* Dataset *

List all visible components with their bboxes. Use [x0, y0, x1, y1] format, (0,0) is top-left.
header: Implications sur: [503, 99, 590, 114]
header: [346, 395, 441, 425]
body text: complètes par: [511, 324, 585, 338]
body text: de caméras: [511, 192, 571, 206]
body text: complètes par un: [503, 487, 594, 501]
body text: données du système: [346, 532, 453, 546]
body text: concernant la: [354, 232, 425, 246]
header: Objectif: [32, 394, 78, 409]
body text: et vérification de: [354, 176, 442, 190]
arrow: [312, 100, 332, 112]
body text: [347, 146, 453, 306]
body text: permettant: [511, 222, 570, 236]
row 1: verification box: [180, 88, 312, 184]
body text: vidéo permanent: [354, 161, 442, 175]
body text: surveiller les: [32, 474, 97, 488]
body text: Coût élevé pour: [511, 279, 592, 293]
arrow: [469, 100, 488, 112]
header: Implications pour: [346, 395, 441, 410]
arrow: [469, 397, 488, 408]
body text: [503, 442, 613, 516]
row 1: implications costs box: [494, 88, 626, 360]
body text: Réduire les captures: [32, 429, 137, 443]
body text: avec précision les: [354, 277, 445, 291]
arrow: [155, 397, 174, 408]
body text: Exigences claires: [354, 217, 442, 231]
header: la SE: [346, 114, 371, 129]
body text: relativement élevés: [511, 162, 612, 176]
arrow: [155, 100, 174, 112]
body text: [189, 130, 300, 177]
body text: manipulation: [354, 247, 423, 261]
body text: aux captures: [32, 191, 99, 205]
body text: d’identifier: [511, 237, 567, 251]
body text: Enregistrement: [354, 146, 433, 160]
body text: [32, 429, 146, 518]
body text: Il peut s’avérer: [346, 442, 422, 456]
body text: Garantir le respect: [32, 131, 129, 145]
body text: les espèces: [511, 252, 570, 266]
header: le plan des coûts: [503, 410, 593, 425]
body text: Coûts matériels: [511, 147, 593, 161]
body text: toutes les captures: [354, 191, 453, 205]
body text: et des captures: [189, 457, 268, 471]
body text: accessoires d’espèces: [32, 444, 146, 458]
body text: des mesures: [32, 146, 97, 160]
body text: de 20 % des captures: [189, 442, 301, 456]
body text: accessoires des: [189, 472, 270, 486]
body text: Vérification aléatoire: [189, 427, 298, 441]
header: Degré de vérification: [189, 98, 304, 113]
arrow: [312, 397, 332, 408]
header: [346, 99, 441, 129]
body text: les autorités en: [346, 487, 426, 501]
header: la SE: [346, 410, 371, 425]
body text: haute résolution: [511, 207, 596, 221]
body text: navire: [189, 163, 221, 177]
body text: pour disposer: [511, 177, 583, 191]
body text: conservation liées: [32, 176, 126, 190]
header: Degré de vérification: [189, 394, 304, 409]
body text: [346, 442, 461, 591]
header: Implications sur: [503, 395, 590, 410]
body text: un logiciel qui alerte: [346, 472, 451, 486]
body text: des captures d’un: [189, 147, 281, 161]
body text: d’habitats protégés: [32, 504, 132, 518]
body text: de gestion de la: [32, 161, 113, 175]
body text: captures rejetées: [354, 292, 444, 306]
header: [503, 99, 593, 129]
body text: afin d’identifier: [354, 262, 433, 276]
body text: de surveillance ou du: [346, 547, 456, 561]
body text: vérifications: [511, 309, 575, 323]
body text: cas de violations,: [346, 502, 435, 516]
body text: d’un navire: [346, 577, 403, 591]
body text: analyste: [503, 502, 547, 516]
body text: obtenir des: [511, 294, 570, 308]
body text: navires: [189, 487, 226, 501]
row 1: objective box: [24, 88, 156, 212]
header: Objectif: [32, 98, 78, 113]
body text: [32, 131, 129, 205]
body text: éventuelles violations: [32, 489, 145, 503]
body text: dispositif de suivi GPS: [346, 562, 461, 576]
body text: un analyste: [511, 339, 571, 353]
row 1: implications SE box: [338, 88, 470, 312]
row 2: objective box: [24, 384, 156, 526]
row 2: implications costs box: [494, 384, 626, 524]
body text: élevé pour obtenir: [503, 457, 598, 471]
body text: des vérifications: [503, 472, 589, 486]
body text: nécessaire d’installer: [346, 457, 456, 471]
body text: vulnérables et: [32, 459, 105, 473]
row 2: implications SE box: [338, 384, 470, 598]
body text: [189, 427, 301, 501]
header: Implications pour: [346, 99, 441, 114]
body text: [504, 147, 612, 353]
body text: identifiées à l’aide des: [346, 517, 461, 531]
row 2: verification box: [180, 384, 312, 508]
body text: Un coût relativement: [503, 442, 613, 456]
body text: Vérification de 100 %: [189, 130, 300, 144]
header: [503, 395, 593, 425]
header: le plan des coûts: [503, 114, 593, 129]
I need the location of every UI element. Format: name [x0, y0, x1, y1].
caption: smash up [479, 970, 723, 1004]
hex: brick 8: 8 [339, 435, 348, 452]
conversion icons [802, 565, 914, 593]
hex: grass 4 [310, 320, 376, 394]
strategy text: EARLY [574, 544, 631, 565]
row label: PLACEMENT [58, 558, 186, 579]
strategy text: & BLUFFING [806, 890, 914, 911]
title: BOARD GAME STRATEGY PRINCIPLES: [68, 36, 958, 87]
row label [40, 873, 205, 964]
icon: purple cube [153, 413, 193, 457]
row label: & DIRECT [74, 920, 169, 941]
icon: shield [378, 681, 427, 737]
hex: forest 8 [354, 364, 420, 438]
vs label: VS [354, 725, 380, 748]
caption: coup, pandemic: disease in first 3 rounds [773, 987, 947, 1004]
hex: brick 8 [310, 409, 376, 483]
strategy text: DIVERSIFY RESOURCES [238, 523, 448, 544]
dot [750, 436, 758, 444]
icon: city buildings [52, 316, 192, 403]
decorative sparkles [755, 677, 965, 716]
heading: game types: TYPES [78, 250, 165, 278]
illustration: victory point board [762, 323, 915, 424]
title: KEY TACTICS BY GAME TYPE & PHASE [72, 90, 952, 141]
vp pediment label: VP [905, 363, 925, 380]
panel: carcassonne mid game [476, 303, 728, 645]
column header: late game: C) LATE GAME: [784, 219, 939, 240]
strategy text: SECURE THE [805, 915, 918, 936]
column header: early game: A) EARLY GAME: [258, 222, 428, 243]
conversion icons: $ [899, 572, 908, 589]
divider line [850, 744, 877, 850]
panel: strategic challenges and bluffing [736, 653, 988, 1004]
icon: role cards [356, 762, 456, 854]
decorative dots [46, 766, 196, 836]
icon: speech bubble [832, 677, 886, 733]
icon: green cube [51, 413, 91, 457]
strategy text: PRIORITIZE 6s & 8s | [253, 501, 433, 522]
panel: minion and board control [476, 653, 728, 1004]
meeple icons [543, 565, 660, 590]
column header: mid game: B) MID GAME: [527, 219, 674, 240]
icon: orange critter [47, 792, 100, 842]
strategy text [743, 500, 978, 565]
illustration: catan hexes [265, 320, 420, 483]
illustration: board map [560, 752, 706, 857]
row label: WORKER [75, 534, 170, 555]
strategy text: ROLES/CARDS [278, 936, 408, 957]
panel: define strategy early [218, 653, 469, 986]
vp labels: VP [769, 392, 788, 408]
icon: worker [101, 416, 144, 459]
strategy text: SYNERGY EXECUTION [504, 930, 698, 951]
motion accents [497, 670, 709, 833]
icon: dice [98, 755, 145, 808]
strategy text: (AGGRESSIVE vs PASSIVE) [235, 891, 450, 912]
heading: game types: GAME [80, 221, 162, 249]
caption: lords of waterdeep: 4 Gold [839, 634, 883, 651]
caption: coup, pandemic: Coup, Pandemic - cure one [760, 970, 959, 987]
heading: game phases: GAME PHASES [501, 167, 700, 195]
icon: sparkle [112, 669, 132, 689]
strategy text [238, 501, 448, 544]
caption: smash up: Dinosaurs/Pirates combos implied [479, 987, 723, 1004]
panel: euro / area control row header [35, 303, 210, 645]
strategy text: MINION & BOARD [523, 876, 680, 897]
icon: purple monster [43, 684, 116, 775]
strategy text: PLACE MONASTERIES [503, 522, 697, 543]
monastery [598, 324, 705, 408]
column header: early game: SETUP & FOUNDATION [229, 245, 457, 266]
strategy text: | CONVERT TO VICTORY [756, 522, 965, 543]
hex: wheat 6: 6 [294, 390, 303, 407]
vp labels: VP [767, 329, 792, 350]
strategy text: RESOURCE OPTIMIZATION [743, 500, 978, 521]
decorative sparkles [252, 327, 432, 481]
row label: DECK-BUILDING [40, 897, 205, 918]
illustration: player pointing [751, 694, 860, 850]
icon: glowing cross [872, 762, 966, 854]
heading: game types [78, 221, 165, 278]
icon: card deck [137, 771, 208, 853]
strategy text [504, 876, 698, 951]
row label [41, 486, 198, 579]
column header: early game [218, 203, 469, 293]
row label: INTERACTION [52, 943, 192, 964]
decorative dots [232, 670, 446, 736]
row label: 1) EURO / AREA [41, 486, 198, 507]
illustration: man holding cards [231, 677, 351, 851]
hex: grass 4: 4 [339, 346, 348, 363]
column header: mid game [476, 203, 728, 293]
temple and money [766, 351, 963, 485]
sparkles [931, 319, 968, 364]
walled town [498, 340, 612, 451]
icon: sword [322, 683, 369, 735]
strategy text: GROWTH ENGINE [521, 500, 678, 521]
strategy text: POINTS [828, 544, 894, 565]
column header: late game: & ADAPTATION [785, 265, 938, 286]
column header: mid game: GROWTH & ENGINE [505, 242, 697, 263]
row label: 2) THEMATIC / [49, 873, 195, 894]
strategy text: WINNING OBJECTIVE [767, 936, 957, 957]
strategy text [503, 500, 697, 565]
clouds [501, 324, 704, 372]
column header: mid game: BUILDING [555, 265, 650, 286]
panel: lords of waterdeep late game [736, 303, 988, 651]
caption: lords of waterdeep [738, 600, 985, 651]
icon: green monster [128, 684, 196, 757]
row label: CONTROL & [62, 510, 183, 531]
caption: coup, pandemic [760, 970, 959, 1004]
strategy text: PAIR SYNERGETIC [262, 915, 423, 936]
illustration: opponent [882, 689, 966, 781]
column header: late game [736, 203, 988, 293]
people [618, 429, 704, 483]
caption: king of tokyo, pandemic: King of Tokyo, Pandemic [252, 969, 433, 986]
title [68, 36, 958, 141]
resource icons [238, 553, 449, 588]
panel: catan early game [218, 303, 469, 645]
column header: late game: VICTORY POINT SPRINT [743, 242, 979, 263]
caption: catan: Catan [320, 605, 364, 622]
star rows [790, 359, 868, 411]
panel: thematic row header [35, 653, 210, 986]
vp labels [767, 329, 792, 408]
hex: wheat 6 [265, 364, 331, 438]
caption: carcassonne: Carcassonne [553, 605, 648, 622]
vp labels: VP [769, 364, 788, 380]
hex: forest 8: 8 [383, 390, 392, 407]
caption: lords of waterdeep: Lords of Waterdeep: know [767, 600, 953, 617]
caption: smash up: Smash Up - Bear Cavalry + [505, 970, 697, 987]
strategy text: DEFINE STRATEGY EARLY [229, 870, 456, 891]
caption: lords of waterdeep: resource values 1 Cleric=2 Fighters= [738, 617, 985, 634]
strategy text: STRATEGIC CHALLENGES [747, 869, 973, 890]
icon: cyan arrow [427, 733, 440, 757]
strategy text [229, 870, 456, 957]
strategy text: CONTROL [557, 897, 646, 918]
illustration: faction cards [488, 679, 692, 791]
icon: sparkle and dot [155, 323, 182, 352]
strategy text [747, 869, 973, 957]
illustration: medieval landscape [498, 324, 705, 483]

* Set task *
Reproduce the items verbatim, from the first one through the item containing "arrow: [469, 100, 488, 112]".

* Correct answer *
List all visible components with their bboxes. Use [x0, y0, x1, y1] format, (0,0) is top-left.
header: Implications sur: [503, 99, 590, 114]
header: [346, 395, 441, 425]
body text: complètes par: [511, 324, 585, 338]
body text: de caméras: [511, 192, 571, 206]
body text: complètes par un: [503, 487, 594, 501]
body text: données du système: [346, 532, 453, 546]
body text: concernant la: [354, 232, 425, 246]
header: Objectif: [32, 394, 78, 409]
body text: et vérification de: [354, 176, 442, 190]
arrow: [312, 100, 332, 112]
body text: [347, 146, 453, 306]
body text: permettant: [511, 222, 570, 236]
row 1: verification box: [180, 88, 312, 184]
body text: vidéo permanent: [354, 161, 442, 175]
body text: surveiller les: [32, 474, 97, 488]
body text: Coût élevé pour: [511, 279, 592, 293]
arrow: [469, 100, 488, 112]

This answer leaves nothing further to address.